* _MATERIAL FOR THIS TASK_:
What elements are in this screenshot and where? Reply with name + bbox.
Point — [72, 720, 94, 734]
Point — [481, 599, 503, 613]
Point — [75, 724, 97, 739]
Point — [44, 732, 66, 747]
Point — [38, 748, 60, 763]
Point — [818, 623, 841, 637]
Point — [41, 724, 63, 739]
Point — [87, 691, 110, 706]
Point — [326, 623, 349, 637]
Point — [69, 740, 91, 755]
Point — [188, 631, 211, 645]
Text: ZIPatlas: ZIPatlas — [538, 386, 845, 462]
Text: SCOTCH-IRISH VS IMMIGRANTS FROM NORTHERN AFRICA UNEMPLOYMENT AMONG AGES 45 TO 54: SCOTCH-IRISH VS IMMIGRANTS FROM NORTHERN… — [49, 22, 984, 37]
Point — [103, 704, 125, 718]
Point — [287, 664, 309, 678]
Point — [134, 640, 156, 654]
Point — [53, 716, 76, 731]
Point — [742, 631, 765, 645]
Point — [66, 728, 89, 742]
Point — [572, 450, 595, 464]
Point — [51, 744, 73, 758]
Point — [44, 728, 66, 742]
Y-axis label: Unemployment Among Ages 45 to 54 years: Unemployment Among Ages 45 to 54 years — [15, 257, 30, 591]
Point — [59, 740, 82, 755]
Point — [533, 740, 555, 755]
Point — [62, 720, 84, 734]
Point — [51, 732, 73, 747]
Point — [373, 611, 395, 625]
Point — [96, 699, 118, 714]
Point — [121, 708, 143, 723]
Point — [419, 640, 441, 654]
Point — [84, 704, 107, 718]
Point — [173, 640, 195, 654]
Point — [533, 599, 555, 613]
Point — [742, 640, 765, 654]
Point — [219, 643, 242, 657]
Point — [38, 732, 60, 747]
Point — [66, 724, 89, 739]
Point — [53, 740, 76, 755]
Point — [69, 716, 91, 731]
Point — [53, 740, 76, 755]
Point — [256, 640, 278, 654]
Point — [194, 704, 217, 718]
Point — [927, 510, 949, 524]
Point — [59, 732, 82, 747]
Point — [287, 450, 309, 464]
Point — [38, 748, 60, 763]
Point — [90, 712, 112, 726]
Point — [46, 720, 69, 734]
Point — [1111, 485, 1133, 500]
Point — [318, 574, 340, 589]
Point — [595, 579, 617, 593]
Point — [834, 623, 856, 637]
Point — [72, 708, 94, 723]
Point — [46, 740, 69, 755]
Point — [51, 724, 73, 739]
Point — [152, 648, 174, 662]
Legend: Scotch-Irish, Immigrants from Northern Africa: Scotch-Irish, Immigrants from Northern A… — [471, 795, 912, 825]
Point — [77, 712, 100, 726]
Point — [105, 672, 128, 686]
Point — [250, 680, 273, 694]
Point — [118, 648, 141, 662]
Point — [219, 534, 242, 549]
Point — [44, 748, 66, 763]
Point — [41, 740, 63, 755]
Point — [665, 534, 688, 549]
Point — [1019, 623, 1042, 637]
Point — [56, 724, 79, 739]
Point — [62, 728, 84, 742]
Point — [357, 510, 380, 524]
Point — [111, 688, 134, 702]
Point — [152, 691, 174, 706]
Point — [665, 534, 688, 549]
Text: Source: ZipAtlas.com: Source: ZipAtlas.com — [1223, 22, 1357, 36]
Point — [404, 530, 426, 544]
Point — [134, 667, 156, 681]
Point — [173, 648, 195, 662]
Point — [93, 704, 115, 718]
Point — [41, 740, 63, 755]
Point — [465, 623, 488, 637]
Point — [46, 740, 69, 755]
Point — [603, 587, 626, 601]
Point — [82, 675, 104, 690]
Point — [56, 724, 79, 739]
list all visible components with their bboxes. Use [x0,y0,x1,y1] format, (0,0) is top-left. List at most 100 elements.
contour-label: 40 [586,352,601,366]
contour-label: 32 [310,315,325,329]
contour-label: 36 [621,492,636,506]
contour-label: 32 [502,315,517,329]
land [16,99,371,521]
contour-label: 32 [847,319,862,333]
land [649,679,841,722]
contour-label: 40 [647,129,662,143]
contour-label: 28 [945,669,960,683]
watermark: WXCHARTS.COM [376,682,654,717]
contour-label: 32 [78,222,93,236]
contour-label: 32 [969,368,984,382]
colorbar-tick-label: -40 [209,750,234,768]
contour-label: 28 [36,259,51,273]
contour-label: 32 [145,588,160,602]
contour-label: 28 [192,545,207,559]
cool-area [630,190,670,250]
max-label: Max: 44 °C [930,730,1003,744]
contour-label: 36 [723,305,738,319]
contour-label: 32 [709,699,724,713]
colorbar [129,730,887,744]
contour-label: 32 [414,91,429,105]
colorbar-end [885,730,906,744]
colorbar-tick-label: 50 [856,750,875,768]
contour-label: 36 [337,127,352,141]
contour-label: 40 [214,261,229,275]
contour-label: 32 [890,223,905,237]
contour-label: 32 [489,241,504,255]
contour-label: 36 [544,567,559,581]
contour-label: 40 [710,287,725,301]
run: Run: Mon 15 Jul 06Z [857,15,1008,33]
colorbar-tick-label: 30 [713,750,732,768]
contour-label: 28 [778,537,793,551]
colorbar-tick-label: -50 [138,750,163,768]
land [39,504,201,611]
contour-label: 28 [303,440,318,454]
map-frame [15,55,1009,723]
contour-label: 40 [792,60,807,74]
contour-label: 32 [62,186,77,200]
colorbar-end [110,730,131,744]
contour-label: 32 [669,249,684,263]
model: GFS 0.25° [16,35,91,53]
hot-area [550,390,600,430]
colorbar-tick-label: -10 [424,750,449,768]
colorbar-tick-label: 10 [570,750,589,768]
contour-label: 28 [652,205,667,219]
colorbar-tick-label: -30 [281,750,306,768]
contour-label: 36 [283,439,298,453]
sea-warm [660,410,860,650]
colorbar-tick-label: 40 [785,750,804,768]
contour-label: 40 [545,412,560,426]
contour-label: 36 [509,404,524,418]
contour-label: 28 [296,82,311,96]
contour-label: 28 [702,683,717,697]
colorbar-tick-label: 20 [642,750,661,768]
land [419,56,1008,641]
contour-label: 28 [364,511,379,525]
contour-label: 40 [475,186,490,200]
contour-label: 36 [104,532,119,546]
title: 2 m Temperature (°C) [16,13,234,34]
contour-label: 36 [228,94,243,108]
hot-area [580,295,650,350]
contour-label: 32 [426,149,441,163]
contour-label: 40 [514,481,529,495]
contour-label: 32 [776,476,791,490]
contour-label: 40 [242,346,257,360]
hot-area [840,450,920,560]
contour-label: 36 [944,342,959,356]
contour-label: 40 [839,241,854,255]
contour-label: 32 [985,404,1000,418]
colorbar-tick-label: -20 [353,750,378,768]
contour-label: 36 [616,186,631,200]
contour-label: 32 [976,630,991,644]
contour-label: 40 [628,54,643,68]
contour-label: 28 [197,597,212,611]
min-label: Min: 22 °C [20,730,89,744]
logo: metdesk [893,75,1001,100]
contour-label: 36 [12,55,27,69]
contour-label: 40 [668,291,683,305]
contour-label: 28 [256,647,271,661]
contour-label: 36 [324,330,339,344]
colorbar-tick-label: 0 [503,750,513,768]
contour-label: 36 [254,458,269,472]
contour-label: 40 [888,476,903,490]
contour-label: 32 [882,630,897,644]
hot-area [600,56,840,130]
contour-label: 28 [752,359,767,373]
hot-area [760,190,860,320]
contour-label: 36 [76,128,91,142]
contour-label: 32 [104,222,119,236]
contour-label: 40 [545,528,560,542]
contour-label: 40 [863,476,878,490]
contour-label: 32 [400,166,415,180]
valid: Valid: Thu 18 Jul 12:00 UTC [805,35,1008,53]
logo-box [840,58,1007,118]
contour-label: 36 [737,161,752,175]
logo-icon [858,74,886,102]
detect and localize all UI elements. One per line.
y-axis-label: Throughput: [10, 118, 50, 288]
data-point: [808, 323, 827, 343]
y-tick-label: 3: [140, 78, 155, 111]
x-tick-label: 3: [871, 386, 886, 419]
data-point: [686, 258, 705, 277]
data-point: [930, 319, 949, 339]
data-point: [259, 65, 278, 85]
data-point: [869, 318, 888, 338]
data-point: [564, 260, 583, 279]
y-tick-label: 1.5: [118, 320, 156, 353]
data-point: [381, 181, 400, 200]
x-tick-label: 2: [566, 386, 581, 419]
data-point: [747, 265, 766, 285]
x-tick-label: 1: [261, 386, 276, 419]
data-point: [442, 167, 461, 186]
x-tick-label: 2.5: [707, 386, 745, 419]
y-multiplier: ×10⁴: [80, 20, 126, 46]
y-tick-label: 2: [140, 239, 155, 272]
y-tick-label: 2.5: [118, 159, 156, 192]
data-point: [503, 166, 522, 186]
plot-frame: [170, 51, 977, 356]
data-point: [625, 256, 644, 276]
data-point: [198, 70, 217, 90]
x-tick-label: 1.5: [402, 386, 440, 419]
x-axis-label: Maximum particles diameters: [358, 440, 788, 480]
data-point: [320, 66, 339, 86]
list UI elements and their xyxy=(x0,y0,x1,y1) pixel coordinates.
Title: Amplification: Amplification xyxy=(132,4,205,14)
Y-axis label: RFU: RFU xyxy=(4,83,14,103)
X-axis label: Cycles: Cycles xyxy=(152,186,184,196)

* _WRITTEN PROBLEM_:
List each line of the items above that contains the word "elements".

* _RESULT FOR THIS EXERCISE_:
What elements are in this screenshot and where? Reply with name + bbox.
list all visible components with their bboxes. Use [x0,y0,x1,y1] format, (0,0) is top-left. List at most 100 elements.
detect and localize all UI elements. One per line.
list UI elements and their xyxy=(x0,y0,x1,y1) pixel coordinates.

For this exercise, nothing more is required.